> _Data for processing_
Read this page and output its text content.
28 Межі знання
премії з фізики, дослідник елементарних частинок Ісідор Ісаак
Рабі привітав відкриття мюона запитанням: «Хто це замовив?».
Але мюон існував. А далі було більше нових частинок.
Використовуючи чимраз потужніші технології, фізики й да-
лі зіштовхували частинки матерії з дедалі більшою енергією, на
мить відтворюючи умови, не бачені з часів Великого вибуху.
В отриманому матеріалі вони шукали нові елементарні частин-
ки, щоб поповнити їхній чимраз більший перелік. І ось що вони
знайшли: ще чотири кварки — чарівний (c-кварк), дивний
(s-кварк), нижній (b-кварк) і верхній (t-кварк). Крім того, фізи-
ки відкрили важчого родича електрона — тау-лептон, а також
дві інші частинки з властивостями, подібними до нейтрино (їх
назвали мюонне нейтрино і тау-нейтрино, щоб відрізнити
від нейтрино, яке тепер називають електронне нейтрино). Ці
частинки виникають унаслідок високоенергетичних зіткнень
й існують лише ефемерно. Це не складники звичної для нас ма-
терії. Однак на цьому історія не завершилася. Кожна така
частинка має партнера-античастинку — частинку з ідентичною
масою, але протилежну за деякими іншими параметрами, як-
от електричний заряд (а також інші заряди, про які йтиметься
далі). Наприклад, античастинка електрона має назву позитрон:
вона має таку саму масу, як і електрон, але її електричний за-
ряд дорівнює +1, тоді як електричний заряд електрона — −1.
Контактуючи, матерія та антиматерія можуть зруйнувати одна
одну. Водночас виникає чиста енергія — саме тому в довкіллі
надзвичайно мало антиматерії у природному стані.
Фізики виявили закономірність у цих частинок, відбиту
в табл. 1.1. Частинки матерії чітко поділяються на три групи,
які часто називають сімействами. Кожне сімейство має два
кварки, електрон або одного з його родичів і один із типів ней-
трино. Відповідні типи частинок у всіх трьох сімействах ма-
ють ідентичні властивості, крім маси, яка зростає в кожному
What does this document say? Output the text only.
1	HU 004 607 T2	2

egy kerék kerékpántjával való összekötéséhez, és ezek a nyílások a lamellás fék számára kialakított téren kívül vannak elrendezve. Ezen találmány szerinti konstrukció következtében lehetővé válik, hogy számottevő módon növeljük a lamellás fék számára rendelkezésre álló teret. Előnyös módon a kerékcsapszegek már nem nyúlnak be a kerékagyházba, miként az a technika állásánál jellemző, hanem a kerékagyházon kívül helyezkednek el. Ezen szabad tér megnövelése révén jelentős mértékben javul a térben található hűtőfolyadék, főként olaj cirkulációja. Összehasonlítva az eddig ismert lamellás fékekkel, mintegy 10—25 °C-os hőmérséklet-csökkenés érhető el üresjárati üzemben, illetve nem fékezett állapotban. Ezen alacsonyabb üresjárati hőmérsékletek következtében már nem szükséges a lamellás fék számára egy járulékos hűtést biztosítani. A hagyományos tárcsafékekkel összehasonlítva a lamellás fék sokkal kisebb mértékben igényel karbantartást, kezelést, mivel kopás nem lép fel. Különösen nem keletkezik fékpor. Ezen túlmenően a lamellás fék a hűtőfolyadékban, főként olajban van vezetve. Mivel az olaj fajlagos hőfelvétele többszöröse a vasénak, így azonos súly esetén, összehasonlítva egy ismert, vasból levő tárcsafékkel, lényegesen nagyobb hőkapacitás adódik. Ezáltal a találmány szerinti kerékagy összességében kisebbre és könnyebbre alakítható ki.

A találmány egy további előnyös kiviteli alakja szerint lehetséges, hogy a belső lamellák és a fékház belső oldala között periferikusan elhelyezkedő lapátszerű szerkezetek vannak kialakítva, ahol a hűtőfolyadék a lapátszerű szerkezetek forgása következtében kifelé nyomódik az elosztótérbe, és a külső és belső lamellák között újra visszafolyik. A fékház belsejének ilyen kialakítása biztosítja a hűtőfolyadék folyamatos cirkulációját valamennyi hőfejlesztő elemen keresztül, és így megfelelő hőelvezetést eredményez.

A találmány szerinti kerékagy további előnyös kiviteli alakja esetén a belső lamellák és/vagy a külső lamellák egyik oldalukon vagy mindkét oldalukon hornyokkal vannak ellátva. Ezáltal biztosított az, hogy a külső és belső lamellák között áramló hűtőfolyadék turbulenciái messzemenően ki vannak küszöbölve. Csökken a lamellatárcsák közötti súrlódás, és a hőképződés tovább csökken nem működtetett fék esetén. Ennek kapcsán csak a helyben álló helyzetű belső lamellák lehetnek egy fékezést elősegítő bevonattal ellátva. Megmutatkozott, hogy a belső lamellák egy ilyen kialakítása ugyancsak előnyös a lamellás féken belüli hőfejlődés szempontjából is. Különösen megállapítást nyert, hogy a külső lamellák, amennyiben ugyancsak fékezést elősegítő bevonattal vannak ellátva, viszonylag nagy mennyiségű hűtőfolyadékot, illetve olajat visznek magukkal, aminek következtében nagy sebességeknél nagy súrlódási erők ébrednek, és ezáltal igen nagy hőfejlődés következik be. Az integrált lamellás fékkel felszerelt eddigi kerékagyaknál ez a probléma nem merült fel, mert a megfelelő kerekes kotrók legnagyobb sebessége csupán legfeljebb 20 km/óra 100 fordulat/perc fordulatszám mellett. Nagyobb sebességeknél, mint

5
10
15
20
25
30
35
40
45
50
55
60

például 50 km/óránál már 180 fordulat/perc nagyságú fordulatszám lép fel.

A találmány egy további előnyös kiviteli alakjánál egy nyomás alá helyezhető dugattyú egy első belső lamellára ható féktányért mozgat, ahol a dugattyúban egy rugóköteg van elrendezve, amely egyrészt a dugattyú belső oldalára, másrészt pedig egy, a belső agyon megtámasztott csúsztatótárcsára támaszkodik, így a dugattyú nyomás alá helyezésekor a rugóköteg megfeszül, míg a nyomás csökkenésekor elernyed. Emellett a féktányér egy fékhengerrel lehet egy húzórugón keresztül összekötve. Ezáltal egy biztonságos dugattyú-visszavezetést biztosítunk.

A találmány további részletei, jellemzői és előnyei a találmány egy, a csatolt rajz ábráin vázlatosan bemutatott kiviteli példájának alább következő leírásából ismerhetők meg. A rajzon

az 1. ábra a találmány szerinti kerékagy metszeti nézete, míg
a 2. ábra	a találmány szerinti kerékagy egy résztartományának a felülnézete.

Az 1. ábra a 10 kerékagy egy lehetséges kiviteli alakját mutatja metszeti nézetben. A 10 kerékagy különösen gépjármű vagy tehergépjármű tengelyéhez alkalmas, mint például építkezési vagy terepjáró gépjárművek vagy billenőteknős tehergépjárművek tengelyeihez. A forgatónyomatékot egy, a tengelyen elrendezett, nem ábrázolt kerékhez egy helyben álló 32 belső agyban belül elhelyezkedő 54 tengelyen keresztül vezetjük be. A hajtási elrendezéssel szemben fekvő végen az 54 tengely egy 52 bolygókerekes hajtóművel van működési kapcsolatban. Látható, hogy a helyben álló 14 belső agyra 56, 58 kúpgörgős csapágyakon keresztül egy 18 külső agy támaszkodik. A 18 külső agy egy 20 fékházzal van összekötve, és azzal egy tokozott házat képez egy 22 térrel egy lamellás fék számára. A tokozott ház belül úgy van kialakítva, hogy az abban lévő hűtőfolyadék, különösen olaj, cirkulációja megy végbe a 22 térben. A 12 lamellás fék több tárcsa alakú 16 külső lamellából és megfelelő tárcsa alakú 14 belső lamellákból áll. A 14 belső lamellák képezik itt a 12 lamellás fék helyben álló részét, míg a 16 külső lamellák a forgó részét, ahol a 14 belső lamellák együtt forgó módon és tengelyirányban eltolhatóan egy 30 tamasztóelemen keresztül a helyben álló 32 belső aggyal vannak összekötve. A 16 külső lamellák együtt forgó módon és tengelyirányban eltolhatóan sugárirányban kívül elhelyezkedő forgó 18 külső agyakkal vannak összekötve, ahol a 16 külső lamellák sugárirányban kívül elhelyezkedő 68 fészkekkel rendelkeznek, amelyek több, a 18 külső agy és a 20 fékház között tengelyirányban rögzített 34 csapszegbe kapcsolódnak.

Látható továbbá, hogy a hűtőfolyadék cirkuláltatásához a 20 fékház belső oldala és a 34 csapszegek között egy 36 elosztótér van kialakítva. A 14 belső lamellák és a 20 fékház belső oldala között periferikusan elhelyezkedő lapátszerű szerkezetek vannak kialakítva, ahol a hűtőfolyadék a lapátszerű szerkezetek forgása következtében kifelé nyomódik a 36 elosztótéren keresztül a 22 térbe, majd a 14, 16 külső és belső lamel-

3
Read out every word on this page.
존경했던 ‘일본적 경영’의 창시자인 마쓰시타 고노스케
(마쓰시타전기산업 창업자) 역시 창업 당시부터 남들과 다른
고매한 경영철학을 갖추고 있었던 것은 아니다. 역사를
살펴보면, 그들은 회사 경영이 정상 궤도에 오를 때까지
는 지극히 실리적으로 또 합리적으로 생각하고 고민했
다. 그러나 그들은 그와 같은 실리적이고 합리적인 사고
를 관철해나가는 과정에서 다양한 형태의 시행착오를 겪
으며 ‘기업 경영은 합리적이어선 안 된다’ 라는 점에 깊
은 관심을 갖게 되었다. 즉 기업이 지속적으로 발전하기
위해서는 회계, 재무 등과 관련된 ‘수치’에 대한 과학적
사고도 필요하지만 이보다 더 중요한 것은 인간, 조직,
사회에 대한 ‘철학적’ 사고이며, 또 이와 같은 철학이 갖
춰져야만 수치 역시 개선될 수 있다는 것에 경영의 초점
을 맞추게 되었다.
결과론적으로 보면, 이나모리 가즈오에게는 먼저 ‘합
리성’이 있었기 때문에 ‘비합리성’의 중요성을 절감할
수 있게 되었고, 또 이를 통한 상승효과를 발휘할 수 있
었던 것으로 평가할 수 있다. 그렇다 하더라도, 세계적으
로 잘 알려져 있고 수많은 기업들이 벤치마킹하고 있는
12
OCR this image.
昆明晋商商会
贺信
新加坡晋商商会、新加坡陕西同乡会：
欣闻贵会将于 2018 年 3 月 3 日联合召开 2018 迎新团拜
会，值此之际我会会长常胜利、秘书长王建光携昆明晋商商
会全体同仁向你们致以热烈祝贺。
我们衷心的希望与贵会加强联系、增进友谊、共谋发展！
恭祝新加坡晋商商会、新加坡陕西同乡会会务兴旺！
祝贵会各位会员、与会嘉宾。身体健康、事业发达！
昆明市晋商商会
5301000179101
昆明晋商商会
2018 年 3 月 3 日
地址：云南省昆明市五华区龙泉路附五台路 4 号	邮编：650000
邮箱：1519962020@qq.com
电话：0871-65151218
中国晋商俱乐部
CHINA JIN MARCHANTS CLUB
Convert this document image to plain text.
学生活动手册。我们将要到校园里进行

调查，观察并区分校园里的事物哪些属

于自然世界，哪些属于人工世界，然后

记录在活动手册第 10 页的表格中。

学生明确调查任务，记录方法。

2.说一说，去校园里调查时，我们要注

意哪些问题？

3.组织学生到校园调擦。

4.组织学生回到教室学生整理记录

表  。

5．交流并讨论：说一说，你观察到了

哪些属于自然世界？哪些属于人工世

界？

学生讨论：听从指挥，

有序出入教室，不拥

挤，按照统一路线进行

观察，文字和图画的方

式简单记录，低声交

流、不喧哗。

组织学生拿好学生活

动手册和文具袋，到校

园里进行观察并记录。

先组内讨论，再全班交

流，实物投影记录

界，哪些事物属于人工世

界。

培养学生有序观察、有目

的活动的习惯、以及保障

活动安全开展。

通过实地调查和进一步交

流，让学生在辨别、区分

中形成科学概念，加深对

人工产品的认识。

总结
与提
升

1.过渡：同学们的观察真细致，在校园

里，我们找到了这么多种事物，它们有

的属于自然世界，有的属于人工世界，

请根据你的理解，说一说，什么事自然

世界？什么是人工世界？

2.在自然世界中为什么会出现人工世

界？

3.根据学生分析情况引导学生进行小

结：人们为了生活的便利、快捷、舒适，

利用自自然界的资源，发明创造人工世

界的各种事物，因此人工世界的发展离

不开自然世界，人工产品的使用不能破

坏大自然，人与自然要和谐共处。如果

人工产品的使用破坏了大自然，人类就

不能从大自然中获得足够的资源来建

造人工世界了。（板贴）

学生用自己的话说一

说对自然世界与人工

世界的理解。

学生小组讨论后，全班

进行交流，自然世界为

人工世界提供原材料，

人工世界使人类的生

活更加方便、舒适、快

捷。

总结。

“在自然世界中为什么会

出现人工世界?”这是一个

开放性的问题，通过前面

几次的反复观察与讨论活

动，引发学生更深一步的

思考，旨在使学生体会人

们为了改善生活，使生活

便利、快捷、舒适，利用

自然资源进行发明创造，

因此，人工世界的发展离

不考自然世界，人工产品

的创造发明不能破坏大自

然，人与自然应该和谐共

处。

> _Exercise objective_
Examine the records and pull out every line where the string "називають" occurs.

> _Response for this exercise_
від нейтрино, яке тепер називають електронне нейтрино). Ці
які часто називають сімействами. Кожне сімейство має два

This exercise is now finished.